[Stored data]
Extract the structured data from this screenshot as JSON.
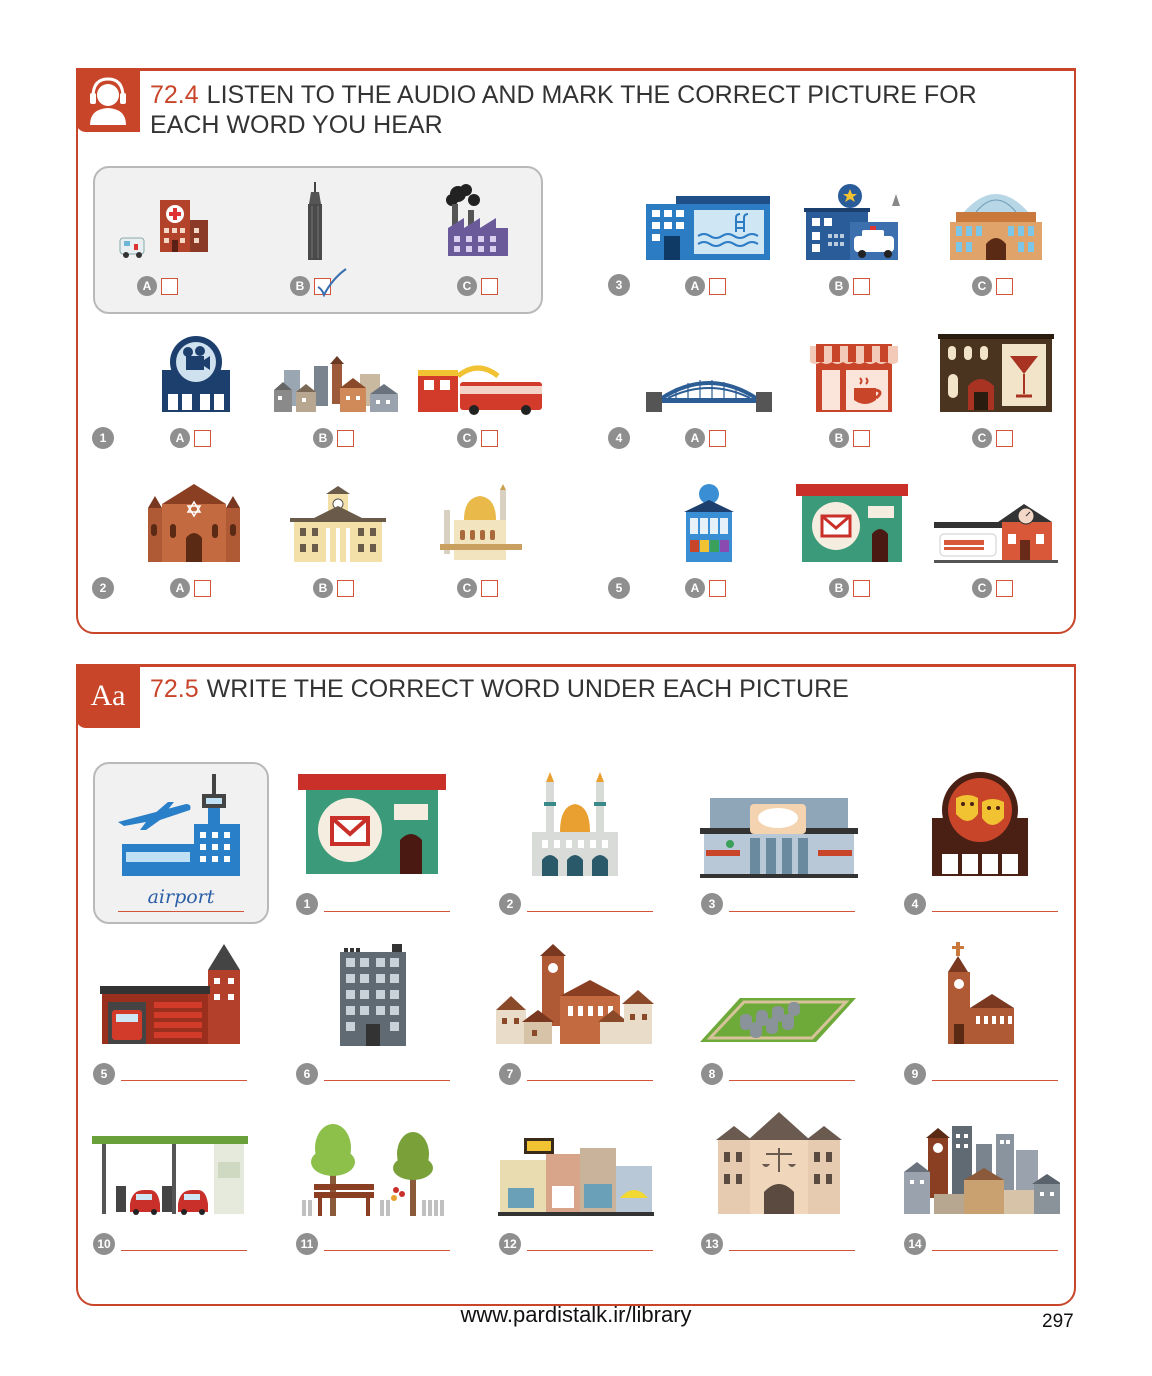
{
  "ex1": {
    "number": "72.4",
    "instruction": "LISTEN TO THE AUDIO AND MARK THE CORRECT PICTURE FOR EACH WORD YOU HEAR",
    "icon": "headphones-person-icon",
    "option_letters": [
      "A",
      "B",
      "C"
    ],
    "example": {
      "pictures": [
        "hospital-icon",
        "skyscraper-icon",
        "factory-icon"
      ],
      "checked": "B"
    },
    "rows": [
      {
        "number": "1",
        "pictures": [
          "cinema-icon",
          "town-icon",
          "bus-station-icon"
        ]
      },
      {
        "number": "2",
        "pictures": [
          "synagogue-icon",
          "town-hall-icon",
          "mosque-icon"
        ]
      },
      {
        "number": "3",
        "pictures": [
          "swimming-pool-icon",
          "police-station-icon",
          "concert-hall-icon"
        ]
      },
      {
        "number": "4",
        "pictures": [
          "bridge-icon",
          "cafe-icon",
          "bar-icon"
        ]
      },
      {
        "number": "5",
        "pictures": [
          "kiosk-icon",
          "post-office-icon",
          "train-station-icon"
        ]
      }
    ]
  },
  "ex2": {
    "number": "72.5",
    "instruction": "WRITE THE CORRECT WORD UNDER EACH PICTURE",
    "badge": "Aa",
    "example_answer": "airport",
    "items": [
      "1",
      "2",
      "3",
      "4",
      "5",
      "6",
      "7",
      "8",
      "9",
      "10",
      "11",
      "12",
      "13",
      "14"
    ]
  },
  "footer": {
    "url": "www.pardistalk.ir/library",
    "page_number": "297"
  },
  "colors": {
    "accent": "#c9452a",
    "number_circle": "#8f8f8f"
  }
}
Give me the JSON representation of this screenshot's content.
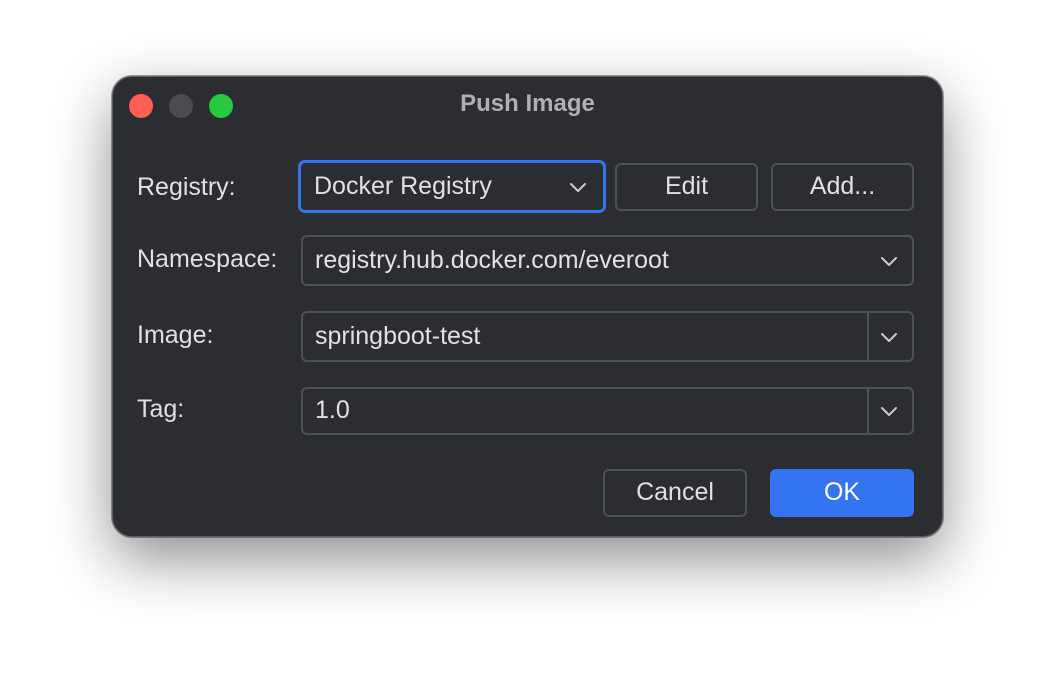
{
  "window": {
    "title": "Push Image"
  },
  "form": {
    "registry": {
      "label": "Registry:",
      "value": "Docker Registry",
      "edit_label": "Edit",
      "add_label": "Add..."
    },
    "namespace": {
      "label": "Namespace:",
      "value": "registry.hub.docker.com/everoot"
    },
    "image": {
      "label": "Image:",
      "value": "springboot-test"
    },
    "tag": {
      "label": "Tag:",
      "value": "1.0"
    }
  },
  "footer": {
    "cancel_label": "Cancel",
    "ok_label": "OK"
  },
  "colors": {
    "accent": "#3574f0",
    "background": "#2b2d30",
    "close": "#fe5f57",
    "minimize": "#4b4c4f",
    "maximize": "#28c840"
  },
  "icons": {
    "dropdown": "chevron-down-icon"
  }
}
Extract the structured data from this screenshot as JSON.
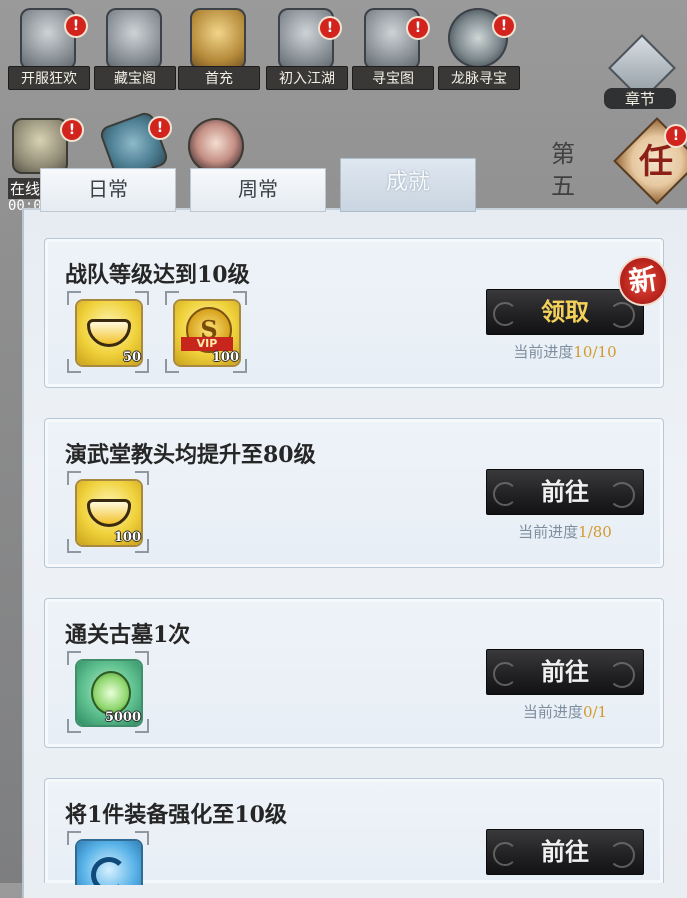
{
  "top_events": [
    {
      "label": "开服狂欢",
      "badge": "!"
    },
    {
      "label": "藏宝阁",
      "badge": "!"
    },
    {
      "label": "首充",
      "badge": "!"
    },
    {
      "label": "初入江湖",
      "badge": "!"
    },
    {
      "label": "寻宝图",
      "badge": "!"
    },
    {
      "label": "龙脉寻宝",
      "badge": "!"
    }
  ],
  "chapter": {
    "label": "章节"
  },
  "side": {
    "ink_text": "第五",
    "task_char": "任",
    "task_badge": "!"
  },
  "row2": {
    "badge1": "!",
    "badge2": "!",
    "peek_label": "在线",
    "peek_time": "00:0"
  },
  "tabs": [
    {
      "label": "日常",
      "active": false
    },
    {
      "label": "周常",
      "active": false
    },
    {
      "label": "成就",
      "active": true
    }
  ],
  "new_badge": "新",
  "tasks": [
    {
      "title": "战队等级达到10级",
      "rewards": [
        {
          "icon": "gold-ingot-icon",
          "qty": "50"
        },
        {
          "icon": "vip-coin-icon",
          "qty": "100",
          "ribbon": "VIP",
          "coin": "S"
        }
      ],
      "button": "领取",
      "progress_label": "当前进度",
      "progress_value": "10/10",
      "claimable": true
    },
    {
      "title": "演武堂教头均提升至80级",
      "rewards": [
        {
          "icon": "gold-ingot-icon",
          "qty": "100"
        }
      ],
      "button": "前往",
      "progress_label": "当前进度",
      "progress_value": "1/80",
      "claimable": false
    },
    {
      "title": "通关古墓1次",
      "rewards": [
        {
          "icon": "jade-token-icon",
          "qty": "5000"
        }
      ],
      "button": "前往",
      "progress_label": "当前进度",
      "progress_value": "0/1",
      "claimable": false
    },
    {
      "title": "将1件装备强化至10级",
      "rewards": [
        {
          "icon": "blue-swirl-icon",
          "qty": ""
        }
      ],
      "button": "前往",
      "progress_label": "",
      "progress_value": "",
      "claimable": false
    }
  ]
}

WHAT THE EXERCISE ASKS:
Each record should be quoted exactly, with the images omitted.

EXERCISE RESULT:
Extract the structured data from this screenshot as JSON.
{
  "ex1": {
    "number": "72.4",
    "instruction": "LISTEN TO THE AUDIO AND MARK THE CORRECT PICTURE FOR EACH WORD YOU HEAR",
    "icon": "headphones-person-icon",
    "option_letters": [
      "A",
      "B",
      "C"
    ],
    "example": {
      "pictures": [
        "hospital-icon",
        "skyscraper-icon",
        "factory-icon"
      ],
      "checked": "B"
    },
    "rows": [
      {
        "number": "1",
        "pictures": [
          "cinema-icon",
          "town-icon",
          "bus-station-icon"
        ]
      },
      {
        "number": "2",
        "pictures": [
          "synagogue-icon",
          "town-hall-icon",
          "mosque-icon"
        ]
      },
      {
        "number": "3",
        "pictures": [
          "swimming-pool-icon",
          "police-station-icon",
          "concert-hall-icon"
        ]
      },
      {
        "number": "4",
        "pictures": [
          "bridge-icon",
          "cafe-icon",
          "bar-icon"
        ]
      },
      {
        "number": "5",
        "pictures": [
          "kiosk-icon",
          "post-office-icon",
          "train-station-icon"
        ]
      }
    ]
  },
  "ex2": {
    "number": "72.5",
    "instruction": "WRITE THE CORRECT WORD UNDER EACH PICTURE",
    "badge": "Aa",
    "example_answer": "airport",
    "items": [
      "1",
      "2",
      "3",
      "4",
      "5",
      "6",
      "7",
      "8",
      "9",
      "10",
      "11",
      "12",
      "13",
      "14"
    ]
  },
  "footer": {
    "url": "www.pardistalk.ir/library",
    "page_number": "297"
  },
  "colors": {
    "accent": "#c9452a",
    "number_circle": "#8f8f8f"
  }
}
Give me the JSON representation of this screenshot's content.
{
  "window": {
    "title": "Push Image"
  },
  "form": {
    "registry": {
      "label": "Registry:",
      "value": "Docker Registry",
      "edit_label": "Edit",
      "add_label": "Add..."
    },
    "namespace": {
      "label": "Namespace:",
      "value": "registry.hub.docker.com/everoot"
    },
    "image": {
      "label": "Image:",
      "value": "springboot-test"
    },
    "tag": {
      "label": "Tag:",
      "value": "1.0"
    }
  },
  "footer": {
    "cancel_label": "Cancel",
    "ok_label": "OK"
  },
  "colors": {
    "accent": "#3574f0",
    "background": "#2b2d30",
    "close": "#fe5f57",
    "minimize": "#4b4c4f",
    "maximize": "#28c840"
  },
  "icons": {
    "dropdown": "chevron-down-icon"
  }
}
Extract the structured data from this screenshot as JSON.
{
  "top_events": [
    {
      "label": "开服狂欢",
      "badge": "!"
    },
    {
      "label": "藏宝阁",
      "badge": "!"
    },
    {
      "label": "首充",
      "badge": "!"
    },
    {
      "label": "初入江湖",
      "badge": "!"
    },
    {
      "label": "寻宝图",
      "badge": "!"
    },
    {
      "label": "龙脉寻宝",
      "badge": "!"
    }
  ],
  "chapter": {
    "label": "章节"
  },
  "side": {
    "ink_text": "第五",
    "task_char": "任",
    "task_badge": "!"
  },
  "row2": {
    "badge1": "!",
    "badge2": "!",
    "peek_label": "在线",
    "peek_time": "00:0"
  },
  "tabs": [
    {
      "label": "日常",
      "active": false
    },
    {
      "label": "周常",
      "active": false
    },
    {
      "label": "成就",
      "active": true
    }
  ],
  "new_badge": "新",
  "tasks": [
    {
      "title": "战队等级达到10级",
      "rewards": [
        {
          "icon": "gold-ingot-icon",
          "qty": "50"
        },
        {
          "icon": "vip-coin-icon",
          "qty": "100",
          "ribbon": "VIP",
          "coin": "S"
        }
      ],
      "button": "领取",
      "progress_label": "当前进度",
      "progress_value": "10/10",
      "claimable": true
    },
    {
      "title": "演武堂教头均提升至80级",
      "rewards": [
        {
          "icon": "gold-ingot-icon",
          "qty": "100"
        }
      ],
      "button": "前往",
      "progress_label": "当前进度",
      "progress_value": "1/80",
      "claimable": false
    },
    {
      "title": "通关古墓1次",
      "rewards": [
        {
          "icon": "jade-token-icon",
          "qty": "5000"
        }
      ],
      "button": "前往",
      "progress_label": "当前进度",
      "progress_value": "0/1",
      "claimable": false
    },
    {
      "title": "将1件装备强化至10级",
      "rewards": [
        {
          "icon": "blue-swirl-icon",
          "qty": ""
        }
      ],
      "button": "前往",
      "progress_label": "",
      "progress_value": "",
      "claimable": false
    }
  ]
}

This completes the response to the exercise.